** Prompt **
Your task is to output the listing word for word, with pictures excluded.

** Records to use **

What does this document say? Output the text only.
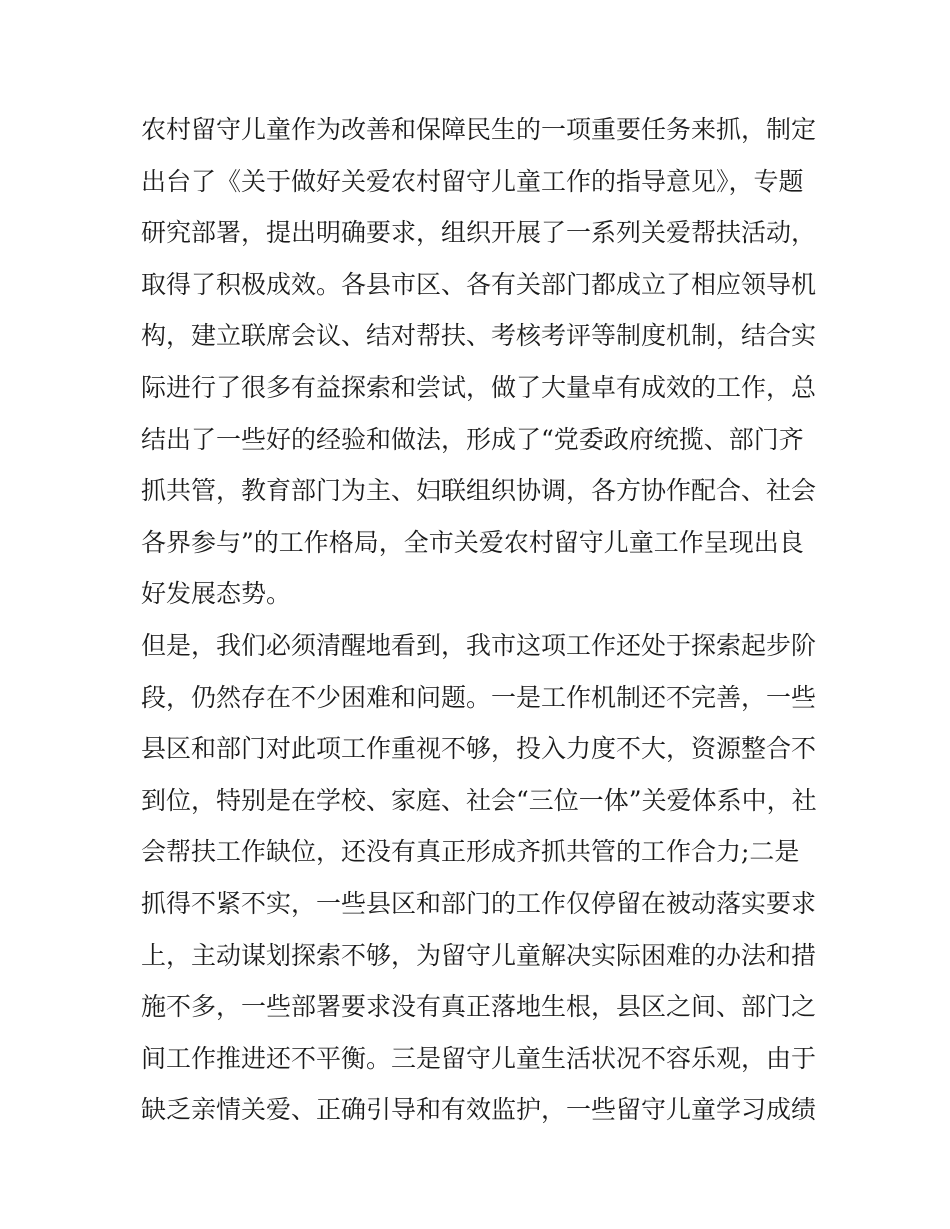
农村留守儿童作为改善和保障民生的一项重要任务来抓，制定
出台了《关于做好关爱农村留守儿童工作的指导意见》，专题
研究部署，提出明确要求，组织开展了一系列关爱帮扶活动，
取得了积极成效。各县市区、各有关部门都成立了相应领导机
构，建立联席会议、结对帮扶、考核考评等制度机制，结合实
际进行了很多有益探索和尝试，做了大量卓有成效的工作，总
结出了一些好的经验和做法，形成了“党委政府统揽、部门齐
抓共管，教育部门为主、妇联组织协调，各方协作配合、社会
各界参与”的工作格局，全市关爱农村留守儿童工作呈现出良
好发展态势。
但是，我们必须清醒地看到，我市这项工作还处于探索起步阶
段，仍然存在不少困难和问题。一是工作机制还不完善，一些
县区和部门对此项工作重视不够，投入力度不大，资源整合不
到位，特别是在学校、家庭、社会“三位一体”关爱体系中，社
会帮扶工作缺位，还没有真正形成齐抓共管的工作合力;二是
抓得不紧不实，一些县区和部门的工作仅停留在被动落实要求
上，主动谋划探索不够，为留守儿童解决实际困难的办法和措
施不多，一些部署要求没有真正落地生根，县区之间、部门之
间工作推进还不平衡。三是留守儿童生活状况不容乐观，由于
缺乏亲情关爱、正确引导和有效监护，一些留守儿童学习成绩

** Expected answer **
What does this document say? Output the text only.
农村留守儿童作为改善和保障民生的一项重要任务来抓，制定
出台了《关于做好关爱农村留守儿童工作的指导意见》，专题
研究部署，提出明确要求，组织开展了一系列关爱帮扶活动，
取得了积极成效。各县市区、各有关部门都成立了相应领导机
构，建立联席会议、结对帮扶、考核考评等制度机制，结合实
际进行了很多有益探索和尝试，做了大量卓有成效的工作，总
结出了一些好的经验和做法，形成了“党委政府统揽、部门齐
抓共管，教育部门为主、妇联组织协调，各方协作配合、社会
各界参与”的工作格局，全市关爱农村留守儿童工作呈现出良
好发展态势。
但是，我们必须清醒地看到，我市这项工作还处于探索起步阶
段，仍然存在不少困难和问题。一是工作机制还不完善，一些
县区和部门对此项工作重视不够，投入力度不大，资源整合不
到位，特别是在学校、家庭、社会“三位一体”关爱体系中，社
会帮扶工作缺位，还没有真正形成齐抓共管的工作合力;二是
抓得不紧不实，一些县区和部门的工作仅停留在被动落实要求
上，主动谋划探索不够，为留守儿童解决实际困难的办法和措
施不多，一些部署要求没有真正落地生根，县区之间、部门之
间工作推进还不平衡。三是留守儿童生活状况不容乐观，由于
缺乏亲情关爱、正确引导和有效监护，一些留守儿童学习成绩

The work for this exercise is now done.